Every entry needs to be reproduced exactly.

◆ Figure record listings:
┏━━

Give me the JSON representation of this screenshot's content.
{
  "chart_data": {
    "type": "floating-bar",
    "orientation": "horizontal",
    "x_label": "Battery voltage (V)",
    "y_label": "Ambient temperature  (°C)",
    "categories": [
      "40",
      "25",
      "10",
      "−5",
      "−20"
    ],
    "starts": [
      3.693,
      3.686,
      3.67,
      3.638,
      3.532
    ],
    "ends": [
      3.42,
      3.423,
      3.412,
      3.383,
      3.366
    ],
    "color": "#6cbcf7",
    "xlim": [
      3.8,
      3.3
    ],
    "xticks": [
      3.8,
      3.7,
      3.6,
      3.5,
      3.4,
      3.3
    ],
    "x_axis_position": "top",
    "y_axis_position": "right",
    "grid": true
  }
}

┗━━

◆ OUTPUT OF THE TASK:
Give me the JSON representation of this screenshot's content.
{
  "chart_data": {
    "type": "floating-bar",
    "orientation": "horizontal",
    "x_label": "Battery voltage (V)",
    "y_label": "Ambient temperature  (°C)",
    "categories": [
      "40",
      "25",
      "10",
      "−5",
      "−20"
    ],
    "starts": [
      3.693,
      3.686,
      3.67,
      3.638,
      3.532
    ],
    "ends": [
      3.42,
      3.423,
      3.412,
      3.383,
      3.366
    ],
    "color": "#6cbcf7",
    "xlim": [
      3.8,
      3.3
    ],
    "xticks": [
      3.8,
      3.7,
      3.6,
      3.5,
      3.4,
      3.3
    ],
    "x_axis_position": "top",
    "y_axis_position": "right",
    "grid": true
  }
}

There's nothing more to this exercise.